Direction → Give the material once more, word for word, without any images.

Stored items →
-.-.-

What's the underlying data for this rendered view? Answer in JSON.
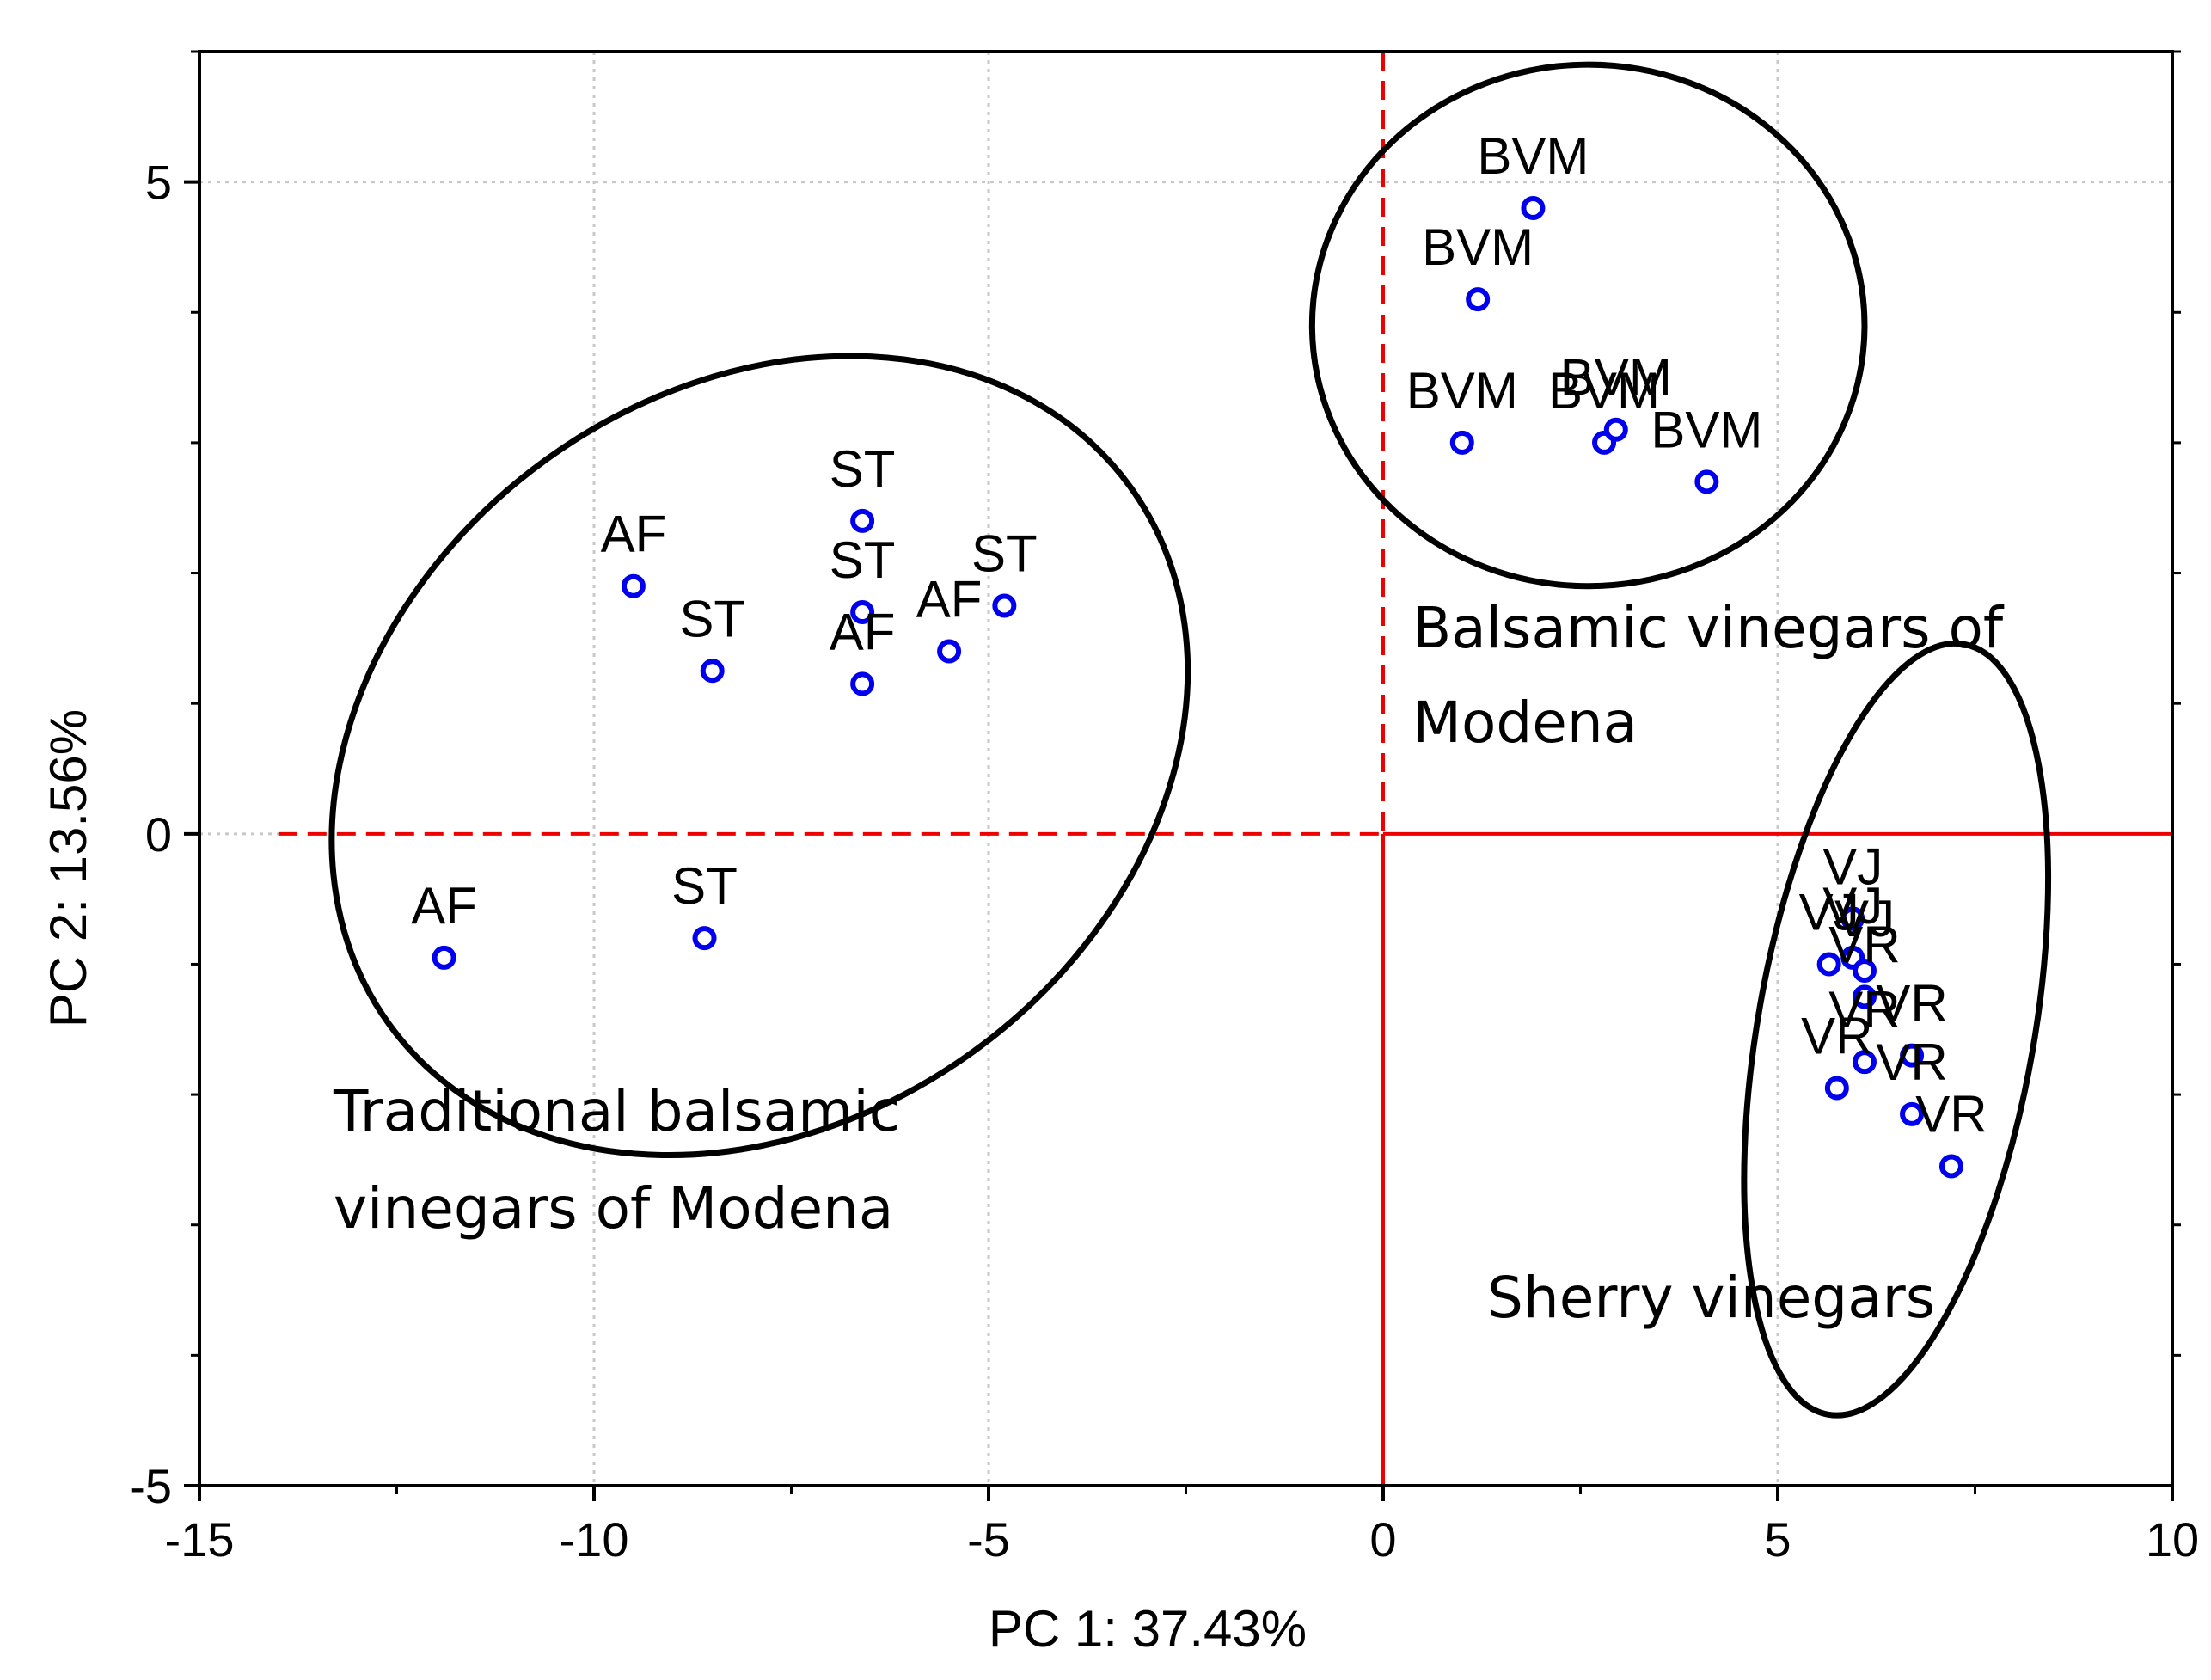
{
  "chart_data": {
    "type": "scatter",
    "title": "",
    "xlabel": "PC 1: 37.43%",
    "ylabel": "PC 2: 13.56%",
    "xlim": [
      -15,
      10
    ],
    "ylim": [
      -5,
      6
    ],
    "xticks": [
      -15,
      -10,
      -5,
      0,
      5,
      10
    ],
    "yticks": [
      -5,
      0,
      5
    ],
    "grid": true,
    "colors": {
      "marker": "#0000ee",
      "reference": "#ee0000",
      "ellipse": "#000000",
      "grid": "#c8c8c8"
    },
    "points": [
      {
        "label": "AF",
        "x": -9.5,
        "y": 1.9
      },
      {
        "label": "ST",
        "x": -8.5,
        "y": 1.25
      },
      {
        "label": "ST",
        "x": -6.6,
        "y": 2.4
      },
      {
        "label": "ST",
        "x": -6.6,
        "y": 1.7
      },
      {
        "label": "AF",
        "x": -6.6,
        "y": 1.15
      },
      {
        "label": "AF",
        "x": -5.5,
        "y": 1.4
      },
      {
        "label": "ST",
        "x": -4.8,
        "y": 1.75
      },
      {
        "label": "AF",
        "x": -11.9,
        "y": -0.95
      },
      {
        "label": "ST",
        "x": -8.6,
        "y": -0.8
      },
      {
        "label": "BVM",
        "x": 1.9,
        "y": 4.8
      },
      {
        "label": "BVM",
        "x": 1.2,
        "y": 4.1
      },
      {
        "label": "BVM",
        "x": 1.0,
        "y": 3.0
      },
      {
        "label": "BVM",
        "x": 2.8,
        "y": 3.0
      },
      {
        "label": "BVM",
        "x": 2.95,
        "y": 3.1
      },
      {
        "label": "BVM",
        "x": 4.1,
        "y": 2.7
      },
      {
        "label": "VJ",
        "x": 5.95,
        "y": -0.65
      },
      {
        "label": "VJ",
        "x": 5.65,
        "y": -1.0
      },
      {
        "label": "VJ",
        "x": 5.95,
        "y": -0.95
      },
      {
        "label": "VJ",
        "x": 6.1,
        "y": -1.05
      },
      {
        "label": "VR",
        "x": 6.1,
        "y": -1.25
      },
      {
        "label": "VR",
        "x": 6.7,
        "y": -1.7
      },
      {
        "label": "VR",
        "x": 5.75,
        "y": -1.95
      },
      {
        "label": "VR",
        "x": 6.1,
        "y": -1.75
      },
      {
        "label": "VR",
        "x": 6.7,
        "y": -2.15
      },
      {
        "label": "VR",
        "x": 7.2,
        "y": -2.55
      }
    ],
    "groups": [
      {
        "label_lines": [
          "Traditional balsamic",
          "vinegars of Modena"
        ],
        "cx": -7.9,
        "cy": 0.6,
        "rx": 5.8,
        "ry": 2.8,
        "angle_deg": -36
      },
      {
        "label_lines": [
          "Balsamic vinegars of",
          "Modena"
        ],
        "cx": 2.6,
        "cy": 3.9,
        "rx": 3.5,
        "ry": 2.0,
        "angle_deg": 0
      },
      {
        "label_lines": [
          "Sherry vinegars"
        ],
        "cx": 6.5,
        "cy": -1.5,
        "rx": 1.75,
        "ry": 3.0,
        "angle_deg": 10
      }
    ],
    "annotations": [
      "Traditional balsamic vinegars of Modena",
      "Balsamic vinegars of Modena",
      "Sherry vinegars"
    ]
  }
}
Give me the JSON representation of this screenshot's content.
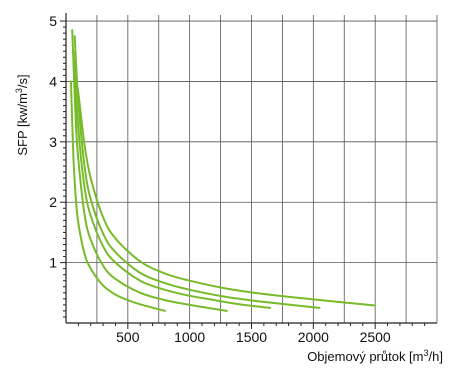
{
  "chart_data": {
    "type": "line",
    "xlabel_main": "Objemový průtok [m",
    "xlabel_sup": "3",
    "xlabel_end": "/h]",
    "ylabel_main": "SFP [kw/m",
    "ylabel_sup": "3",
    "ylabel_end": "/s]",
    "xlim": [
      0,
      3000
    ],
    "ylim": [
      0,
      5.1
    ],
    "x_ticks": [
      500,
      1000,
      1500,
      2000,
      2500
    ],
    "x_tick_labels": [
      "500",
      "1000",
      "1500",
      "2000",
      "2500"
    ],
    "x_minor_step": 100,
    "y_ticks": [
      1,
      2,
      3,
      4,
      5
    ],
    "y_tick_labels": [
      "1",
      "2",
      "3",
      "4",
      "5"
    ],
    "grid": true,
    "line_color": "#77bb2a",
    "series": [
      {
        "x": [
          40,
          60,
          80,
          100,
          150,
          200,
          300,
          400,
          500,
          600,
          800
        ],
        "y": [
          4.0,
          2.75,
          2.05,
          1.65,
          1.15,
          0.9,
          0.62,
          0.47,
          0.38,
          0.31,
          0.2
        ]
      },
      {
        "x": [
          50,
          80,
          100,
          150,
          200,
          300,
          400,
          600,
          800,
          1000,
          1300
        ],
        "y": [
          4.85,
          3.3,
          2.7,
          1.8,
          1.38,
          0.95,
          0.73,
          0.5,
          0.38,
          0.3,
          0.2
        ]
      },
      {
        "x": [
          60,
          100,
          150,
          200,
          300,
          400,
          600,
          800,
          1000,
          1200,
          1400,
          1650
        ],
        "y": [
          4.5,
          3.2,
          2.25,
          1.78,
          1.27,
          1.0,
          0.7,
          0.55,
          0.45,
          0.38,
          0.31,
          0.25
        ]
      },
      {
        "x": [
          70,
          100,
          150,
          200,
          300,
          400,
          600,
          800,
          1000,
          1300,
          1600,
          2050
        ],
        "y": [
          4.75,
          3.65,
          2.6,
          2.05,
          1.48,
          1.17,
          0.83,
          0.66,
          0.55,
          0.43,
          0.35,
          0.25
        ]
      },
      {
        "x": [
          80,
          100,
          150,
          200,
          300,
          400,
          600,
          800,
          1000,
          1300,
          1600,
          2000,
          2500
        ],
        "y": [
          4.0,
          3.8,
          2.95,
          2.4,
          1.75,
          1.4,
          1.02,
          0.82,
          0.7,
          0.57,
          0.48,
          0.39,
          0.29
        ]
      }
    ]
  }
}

-.-.-

Reply →
What's the underlying data for this rendered view? Answer in JSON.
{
  "chart_data": {
    "type": "scatter",
    "title": "",
    "xlabel": "PC 1: 37.43%",
    "ylabel": "PC 2: 13.56%",
    "xlim": [
      -15,
      10
    ],
    "ylim": [
      -5,
      6
    ],
    "xticks": [
      -15,
      -10,
      -5,
      0,
      5,
      10
    ],
    "yticks": [
      -5,
      0,
      5
    ],
    "grid": true,
    "colors": {
      "marker": "#0000ee",
      "reference": "#ee0000",
      "ellipse": "#000000",
      "grid": "#c8c8c8"
    },
    "points": [
      {
        "label": "AF",
        "x": -9.5,
        "y": 1.9
      },
      {
        "label": "ST",
        "x": -8.5,
        "y": 1.25
      },
      {
        "label": "ST",
        "x": -6.6,
        "y": 2.4
      },
      {
        "label": "ST",
        "x": -6.6,
        "y": 1.7
      },
      {
        "label": "AF",
        "x": -6.6,
        "y": 1.15
      },
      {
        "label": "AF",
        "x": -5.5,
        "y": 1.4
      },
      {
        "label": "ST",
        "x": -4.8,
        "y": 1.75
      },
      {
        "label": "AF",
        "x": -11.9,
        "y": -0.95
      },
      {
        "label": "ST",
        "x": -8.6,
        "y": -0.8
      },
      {
        "label": "BVM",
        "x": 1.9,
        "y": 4.8
      },
      {
        "label": "BVM",
        "x": 1.2,
        "y": 4.1
      },
      {
        "label": "BVM",
        "x": 1.0,
        "y": 3.0
      },
      {
        "label": "BVM",
        "x": 2.8,
        "y": 3.0
      },
      {
        "label": "BVM",
        "x": 2.95,
        "y": 3.1
      },
      {
        "label": "BVM",
        "x": 4.1,
        "y": 2.7
      },
      {
        "label": "VJ",
        "x": 5.95,
        "y": -0.65
      },
      {
        "label": "VJ",
        "x": 5.65,
        "y": -1.0
      },
      {
        "label": "VJ",
        "x": 5.95,
        "y": -0.95
      },
      {
        "label": "VJ",
        "x": 6.1,
        "y": -1.05
      },
      {
        "label": "VR",
        "x": 6.1,
        "y": -1.25
      },
      {
        "label": "VR",
        "x": 6.7,
        "y": -1.7
      },
      {
        "label": "VR",
        "x": 5.75,
        "y": -1.95
      },
      {
        "label": "VR",
        "x": 6.1,
        "y": -1.75
      },
      {
        "label": "VR",
        "x": 6.7,
        "y": -2.15
      },
      {
        "label": "VR",
        "x": 7.2,
        "y": -2.55
      }
    ],
    "groups": [
      {
        "label_lines": [
          "Traditional balsamic",
          "vinegars of Modena"
        ],
        "cx": -7.9,
        "cy": 0.6,
        "rx": 5.8,
        "ry": 2.8,
        "angle_deg": -36
      },
      {
        "label_lines": [
          "Balsamic vinegars of",
          "Modena"
        ],
        "cx": 2.6,
        "cy": 3.9,
        "rx": 3.5,
        "ry": 2.0,
        "angle_deg": 0
      },
      {
        "label_lines": [
          "Sherry vinegars"
        ],
        "cx": 6.5,
        "cy": -1.5,
        "rx": 1.75,
        "ry": 3.0,
        "angle_deg": 10
      }
    ],
    "annotations": [
      "Traditional balsamic vinegars of Modena",
      "Balsamic vinegars of Modena",
      "Sherry vinegars"
    ]
  }
}
Give me the JSON representation of this screenshot's content.
{
  "chart_data": {
    "type": "line",
    "xlabel_main": "Objemový průtok [m",
    "xlabel_sup": "3",
    "xlabel_end": "/h]",
    "ylabel_main": "SFP [kw/m",
    "ylabel_sup": "3",
    "ylabel_end": "/s]",
    "xlim": [
      0,
      3000
    ],
    "ylim": [
      0,
      5.1
    ],
    "x_ticks": [
      500,
      1000,
      1500,
      2000,
      2500
    ],
    "x_tick_labels": [
      "500",
      "1000",
      "1500",
      "2000",
      "2500"
    ],
    "x_minor_step": 100,
    "y_ticks": [
      1,
      2,
      3,
      4,
      5
    ],
    "y_tick_labels": [
      "1",
      "2",
      "3",
      "4",
      "5"
    ],
    "grid": true,
    "line_color": "#77bb2a",
    "series": [
      {
        "x": [
          40,
          60,
          80,
          100,
          150,
          200,
          300,
          400,
          500,
          600,
          800
        ],
        "y": [
          4.0,
          2.75,
          2.05,
          1.65,
          1.15,
          0.9,
          0.62,
          0.47,
          0.38,
          0.31,
          0.2
        ]
      },
      {
        "x": [
          50,
          80,
          100,
          150,
          200,
          300,
          400,
          600,
          800,
          1000,
          1300
        ],
        "y": [
          4.85,
          3.3,
          2.7,
          1.8,
          1.38,
          0.95,
          0.73,
          0.5,
          0.38,
          0.3,
          0.2
        ]
      },
      {
        "x": [
          60,
          100,
          150,
          200,
          300,
          400,
          600,
          800,
          1000,
          1200,
          1400,
          1650
        ],
        "y": [
          4.5,
          3.2,
          2.25,
          1.78,
          1.27,
          1.0,
          0.7,
          0.55,
          0.45,
          0.38,
          0.31,
          0.25
        ]
      },
      {
        "x": [
          70,
          100,
          150,
          200,
          300,
          400,
          600,
          800,
          1000,
          1300,
          1600,
          2050
        ],
        "y": [
          4.75,
          3.65,
          2.6,
          2.05,
          1.48,
          1.17,
          0.83,
          0.66,
          0.55,
          0.43,
          0.35,
          0.25
        ]
      },
      {
        "x": [
          80,
          100,
          150,
          200,
          300,
          400,
          600,
          800,
          1000,
          1300,
          1600,
          2000,
          2500
        ],
        "y": [
          4.0,
          3.8,
          2.95,
          2.4,
          1.75,
          1.4,
          1.02,
          0.82,
          0.7,
          0.57,
          0.48,
          0.39,
          0.29
        ]
      }
    ]
  }
}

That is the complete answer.